THE REQUEST: Exactly retype the lines below from the one containing "Output a JSON" through the end of the listing. Leave pictures out.

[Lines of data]
————

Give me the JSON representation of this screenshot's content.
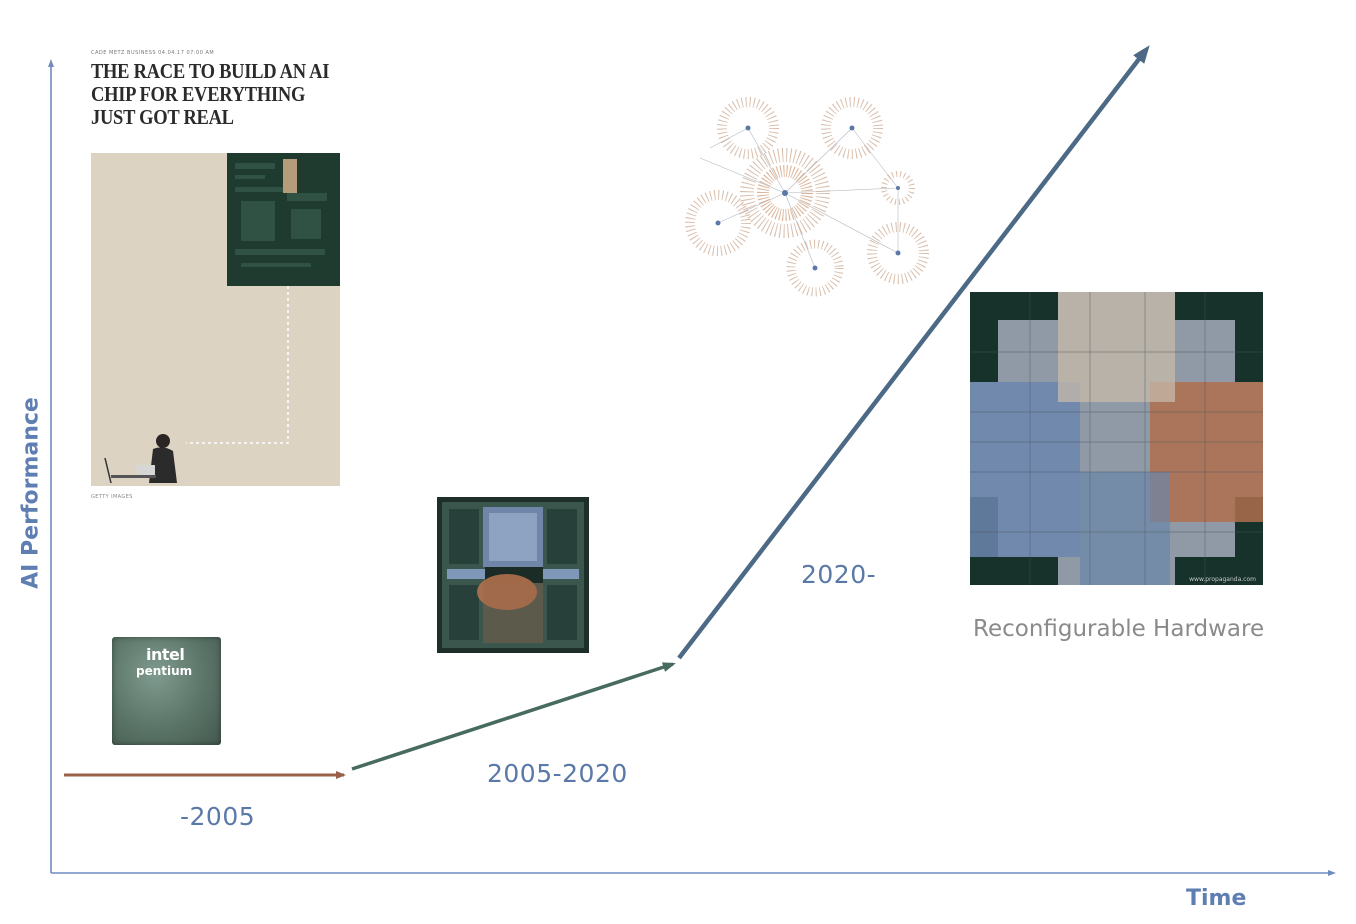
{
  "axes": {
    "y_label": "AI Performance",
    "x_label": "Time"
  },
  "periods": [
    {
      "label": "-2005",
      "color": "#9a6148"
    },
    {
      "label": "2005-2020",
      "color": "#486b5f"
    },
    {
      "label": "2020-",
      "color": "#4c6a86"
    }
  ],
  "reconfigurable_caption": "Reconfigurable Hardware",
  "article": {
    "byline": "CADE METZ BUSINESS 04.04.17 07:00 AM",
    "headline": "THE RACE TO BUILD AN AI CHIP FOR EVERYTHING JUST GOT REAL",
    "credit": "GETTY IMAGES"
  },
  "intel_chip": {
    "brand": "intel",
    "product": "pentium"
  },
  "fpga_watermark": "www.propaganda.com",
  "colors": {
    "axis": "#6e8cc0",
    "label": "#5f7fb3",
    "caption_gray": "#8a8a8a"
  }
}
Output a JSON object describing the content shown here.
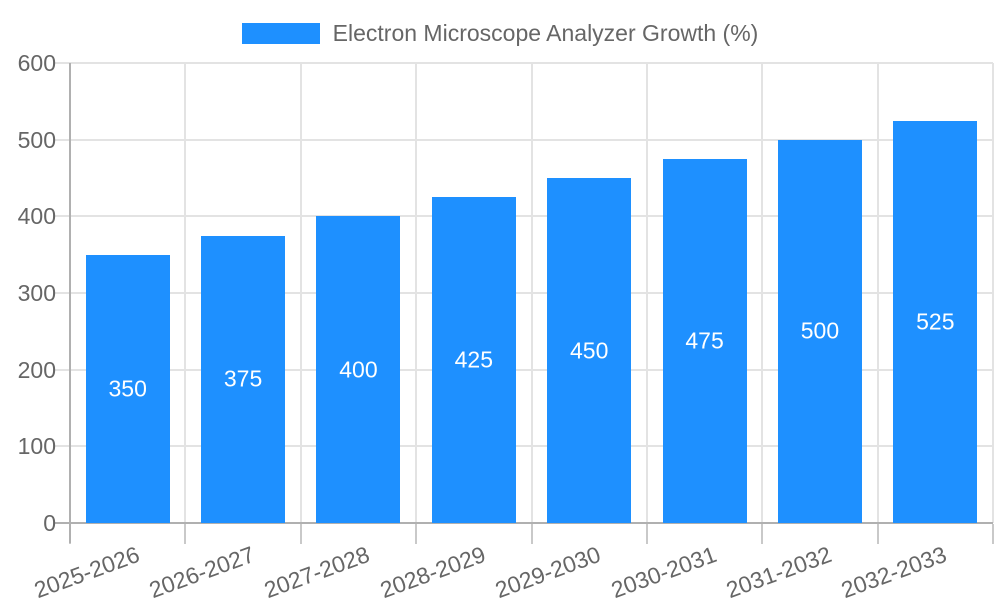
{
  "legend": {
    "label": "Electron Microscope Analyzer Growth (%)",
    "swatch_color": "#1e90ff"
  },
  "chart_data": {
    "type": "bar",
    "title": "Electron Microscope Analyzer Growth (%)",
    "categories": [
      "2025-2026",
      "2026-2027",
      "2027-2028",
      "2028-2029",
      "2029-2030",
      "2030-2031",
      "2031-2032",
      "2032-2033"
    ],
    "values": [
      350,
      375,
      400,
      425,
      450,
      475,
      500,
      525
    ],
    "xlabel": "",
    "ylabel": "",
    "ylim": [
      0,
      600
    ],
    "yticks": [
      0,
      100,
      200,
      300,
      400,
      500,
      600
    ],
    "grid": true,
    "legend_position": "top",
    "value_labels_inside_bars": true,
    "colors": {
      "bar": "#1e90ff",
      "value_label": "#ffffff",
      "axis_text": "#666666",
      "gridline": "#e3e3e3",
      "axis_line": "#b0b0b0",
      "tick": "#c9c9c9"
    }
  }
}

————

COMPLETE ANSWER:
Output a JSON object describing the content shown here.
{
  "legend": {
    "label": "Electron Microscope Analyzer Growth (%)",
    "swatch_color": "#1e90ff"
  },
  "chart_data": {
    "type": "bar",
    "title": "Electron Microscope Analyzer Growth (%)",
    "categories": [
      "2025-2026",
      "2026-2027",
      "2027-2028",
      "2028-2029",
      "2029-2030",
      "2030-2031",
      "2031-2032",
      "2032-2033"
    ],
    "values": [
      350,
      375,
      400,
      425,
      450,
      475,
      500,
      525
    ],
    "xlabel": "",
    "ylabel": "",
    "ylim": [
      0,
      600
    ],
    "yticks": [
      0,
      100,
      200,
      300,
      400,
      500,
      600
    ],
    "grid": true,
    "legend_position": "top",
    "value_labels_inside_bars": true,
    "colors": {
      "bar": "#1e90ff",
      "value_label": "#ffffff",
      "axis_text": "#666666",
      "gridline": "#e3e3e3",
      "axis_line": "#b0b0b0",
      "tick": "#c9c9c9"
    }
  }
}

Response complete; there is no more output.